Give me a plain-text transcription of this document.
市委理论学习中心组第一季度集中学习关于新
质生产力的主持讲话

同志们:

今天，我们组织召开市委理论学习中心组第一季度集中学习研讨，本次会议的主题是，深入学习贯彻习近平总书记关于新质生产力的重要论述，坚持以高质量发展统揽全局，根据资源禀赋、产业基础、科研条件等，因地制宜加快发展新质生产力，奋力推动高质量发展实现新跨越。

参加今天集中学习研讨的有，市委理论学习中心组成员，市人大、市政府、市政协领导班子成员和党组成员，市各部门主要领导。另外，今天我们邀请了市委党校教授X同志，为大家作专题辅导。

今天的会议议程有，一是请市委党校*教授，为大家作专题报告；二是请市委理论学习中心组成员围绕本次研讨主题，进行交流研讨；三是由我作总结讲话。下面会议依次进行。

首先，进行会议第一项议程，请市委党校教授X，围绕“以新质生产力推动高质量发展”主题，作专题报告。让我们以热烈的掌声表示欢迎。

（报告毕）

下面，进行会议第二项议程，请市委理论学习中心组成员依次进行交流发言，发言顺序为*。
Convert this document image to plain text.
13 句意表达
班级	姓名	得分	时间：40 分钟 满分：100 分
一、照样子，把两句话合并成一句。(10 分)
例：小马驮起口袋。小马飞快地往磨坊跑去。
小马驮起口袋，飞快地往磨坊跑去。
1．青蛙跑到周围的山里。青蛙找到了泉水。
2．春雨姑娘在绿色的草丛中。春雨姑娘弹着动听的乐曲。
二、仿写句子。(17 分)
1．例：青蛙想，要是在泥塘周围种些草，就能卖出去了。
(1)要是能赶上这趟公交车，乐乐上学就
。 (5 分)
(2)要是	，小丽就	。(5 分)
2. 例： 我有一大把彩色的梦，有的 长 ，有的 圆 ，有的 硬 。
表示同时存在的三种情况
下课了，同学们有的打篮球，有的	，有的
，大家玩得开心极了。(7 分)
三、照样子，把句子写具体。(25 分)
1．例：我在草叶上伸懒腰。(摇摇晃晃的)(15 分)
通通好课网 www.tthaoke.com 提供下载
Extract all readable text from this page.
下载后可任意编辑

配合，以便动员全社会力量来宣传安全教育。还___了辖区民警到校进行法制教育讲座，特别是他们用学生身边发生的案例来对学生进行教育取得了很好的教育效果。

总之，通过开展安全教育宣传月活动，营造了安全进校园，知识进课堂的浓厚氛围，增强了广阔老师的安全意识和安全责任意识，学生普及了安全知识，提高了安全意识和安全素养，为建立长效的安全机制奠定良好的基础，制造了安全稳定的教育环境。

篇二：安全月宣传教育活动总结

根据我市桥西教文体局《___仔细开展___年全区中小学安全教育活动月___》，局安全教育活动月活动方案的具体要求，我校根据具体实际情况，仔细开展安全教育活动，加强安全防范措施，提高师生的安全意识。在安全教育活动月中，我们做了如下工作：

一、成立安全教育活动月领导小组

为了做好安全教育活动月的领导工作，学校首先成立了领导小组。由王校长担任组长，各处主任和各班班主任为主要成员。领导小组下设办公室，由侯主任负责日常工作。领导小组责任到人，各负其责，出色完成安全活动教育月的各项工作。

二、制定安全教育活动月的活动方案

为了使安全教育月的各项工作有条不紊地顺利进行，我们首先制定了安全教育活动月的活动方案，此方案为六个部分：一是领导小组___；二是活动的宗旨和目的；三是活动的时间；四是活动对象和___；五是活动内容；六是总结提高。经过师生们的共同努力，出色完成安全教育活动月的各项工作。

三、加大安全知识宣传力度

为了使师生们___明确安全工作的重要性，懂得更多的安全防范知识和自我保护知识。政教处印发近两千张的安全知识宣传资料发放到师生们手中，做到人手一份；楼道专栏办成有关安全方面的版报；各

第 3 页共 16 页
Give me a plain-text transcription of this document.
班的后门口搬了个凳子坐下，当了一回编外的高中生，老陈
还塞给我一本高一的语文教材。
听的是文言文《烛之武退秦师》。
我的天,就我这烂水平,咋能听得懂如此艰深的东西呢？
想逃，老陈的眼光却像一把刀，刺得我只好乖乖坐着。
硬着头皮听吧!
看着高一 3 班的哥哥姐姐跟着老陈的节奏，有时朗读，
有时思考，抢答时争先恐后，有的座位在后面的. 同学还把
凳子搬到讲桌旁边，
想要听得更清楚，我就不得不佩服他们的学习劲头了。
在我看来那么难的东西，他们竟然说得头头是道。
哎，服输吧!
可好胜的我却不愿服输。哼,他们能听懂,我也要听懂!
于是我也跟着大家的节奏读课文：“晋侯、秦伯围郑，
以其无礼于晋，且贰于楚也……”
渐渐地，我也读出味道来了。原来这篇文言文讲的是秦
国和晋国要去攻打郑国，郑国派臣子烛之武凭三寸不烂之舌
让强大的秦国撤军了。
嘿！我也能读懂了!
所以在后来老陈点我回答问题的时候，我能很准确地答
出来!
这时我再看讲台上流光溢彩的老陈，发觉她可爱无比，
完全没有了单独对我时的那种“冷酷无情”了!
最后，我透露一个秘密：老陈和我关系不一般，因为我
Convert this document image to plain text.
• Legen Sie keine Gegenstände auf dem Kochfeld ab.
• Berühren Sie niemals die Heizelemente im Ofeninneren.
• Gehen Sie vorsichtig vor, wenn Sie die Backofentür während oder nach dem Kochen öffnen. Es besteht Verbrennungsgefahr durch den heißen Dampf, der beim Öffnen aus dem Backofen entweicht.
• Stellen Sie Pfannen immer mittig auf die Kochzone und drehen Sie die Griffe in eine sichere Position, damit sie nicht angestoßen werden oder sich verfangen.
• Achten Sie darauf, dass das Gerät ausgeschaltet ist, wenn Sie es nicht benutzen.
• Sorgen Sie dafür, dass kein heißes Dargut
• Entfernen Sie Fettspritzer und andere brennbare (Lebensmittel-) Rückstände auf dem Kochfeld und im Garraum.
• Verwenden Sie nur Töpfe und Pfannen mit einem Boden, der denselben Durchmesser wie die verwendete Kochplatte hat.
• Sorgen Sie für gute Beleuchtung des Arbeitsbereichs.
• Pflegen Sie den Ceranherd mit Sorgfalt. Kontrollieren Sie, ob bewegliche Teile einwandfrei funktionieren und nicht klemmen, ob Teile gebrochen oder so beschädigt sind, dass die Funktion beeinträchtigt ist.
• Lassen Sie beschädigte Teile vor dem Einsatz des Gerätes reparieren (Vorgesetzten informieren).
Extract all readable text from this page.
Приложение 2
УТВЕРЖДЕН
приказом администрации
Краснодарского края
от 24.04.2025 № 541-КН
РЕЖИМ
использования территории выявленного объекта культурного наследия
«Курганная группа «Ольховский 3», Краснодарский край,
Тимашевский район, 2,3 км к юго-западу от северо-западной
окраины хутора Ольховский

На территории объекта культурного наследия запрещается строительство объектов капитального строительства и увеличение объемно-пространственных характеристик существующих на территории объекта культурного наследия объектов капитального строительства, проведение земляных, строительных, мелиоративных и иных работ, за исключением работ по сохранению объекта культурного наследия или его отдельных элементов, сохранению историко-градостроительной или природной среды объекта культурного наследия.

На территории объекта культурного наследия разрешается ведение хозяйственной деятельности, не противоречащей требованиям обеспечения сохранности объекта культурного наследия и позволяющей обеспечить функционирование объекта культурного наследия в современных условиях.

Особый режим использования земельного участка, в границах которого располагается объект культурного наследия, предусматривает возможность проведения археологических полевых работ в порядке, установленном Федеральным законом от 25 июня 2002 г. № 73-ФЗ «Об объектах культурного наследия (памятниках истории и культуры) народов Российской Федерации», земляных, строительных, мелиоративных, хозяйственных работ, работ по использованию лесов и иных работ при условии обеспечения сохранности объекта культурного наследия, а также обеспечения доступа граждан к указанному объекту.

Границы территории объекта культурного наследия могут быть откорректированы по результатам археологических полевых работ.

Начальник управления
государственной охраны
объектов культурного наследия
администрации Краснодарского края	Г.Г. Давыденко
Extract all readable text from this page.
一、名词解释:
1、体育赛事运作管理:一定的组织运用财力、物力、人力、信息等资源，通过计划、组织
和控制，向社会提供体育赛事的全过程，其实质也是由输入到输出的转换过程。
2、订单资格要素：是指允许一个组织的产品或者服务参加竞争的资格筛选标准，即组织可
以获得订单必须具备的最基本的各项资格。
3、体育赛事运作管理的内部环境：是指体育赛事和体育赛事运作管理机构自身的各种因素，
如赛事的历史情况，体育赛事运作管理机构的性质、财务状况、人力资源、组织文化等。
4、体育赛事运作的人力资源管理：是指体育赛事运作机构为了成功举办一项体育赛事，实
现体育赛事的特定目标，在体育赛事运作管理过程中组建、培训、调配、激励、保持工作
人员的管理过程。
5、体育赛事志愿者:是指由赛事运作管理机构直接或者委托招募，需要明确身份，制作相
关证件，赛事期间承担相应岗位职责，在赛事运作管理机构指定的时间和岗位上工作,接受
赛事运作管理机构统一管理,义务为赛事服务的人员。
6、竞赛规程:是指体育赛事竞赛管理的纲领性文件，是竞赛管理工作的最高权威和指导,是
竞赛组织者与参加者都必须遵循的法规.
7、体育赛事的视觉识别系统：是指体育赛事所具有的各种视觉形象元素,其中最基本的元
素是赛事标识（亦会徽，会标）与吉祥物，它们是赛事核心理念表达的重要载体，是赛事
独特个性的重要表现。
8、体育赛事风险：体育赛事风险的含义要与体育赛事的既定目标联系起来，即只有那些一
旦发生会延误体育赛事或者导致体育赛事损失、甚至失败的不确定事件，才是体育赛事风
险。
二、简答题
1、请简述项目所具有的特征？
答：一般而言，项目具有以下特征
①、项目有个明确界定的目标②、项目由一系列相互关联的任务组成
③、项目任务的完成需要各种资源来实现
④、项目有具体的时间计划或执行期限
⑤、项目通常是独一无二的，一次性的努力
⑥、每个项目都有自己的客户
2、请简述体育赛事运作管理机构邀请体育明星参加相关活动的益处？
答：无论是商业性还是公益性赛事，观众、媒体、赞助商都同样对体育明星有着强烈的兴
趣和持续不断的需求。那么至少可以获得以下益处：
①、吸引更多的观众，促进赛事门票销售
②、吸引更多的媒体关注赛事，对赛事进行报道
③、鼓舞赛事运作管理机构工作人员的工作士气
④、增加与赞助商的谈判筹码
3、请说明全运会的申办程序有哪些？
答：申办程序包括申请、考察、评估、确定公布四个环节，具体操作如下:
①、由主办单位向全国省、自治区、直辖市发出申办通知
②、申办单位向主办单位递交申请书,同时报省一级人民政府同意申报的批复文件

============

Stated problem: Search the data for the word "dass" and copy each line where it appears.

Exercise solution:
• Achten Sie darauf, dass das Gerät ausgeschaltet ist, wenn Sie es nicht benutzen.
• Sorgen Sie dafür, dass kein heißes Dargut
• Pflegen Sie den Ceranherd mit Sorgfalt. Kontrollieren Sie, ob bewegliche Teile einwandfrei funktionieren und nicht klemmen, ob Teile gebrochen oder so beschädigt sind, dass die Funktion beeinträchtigt ist.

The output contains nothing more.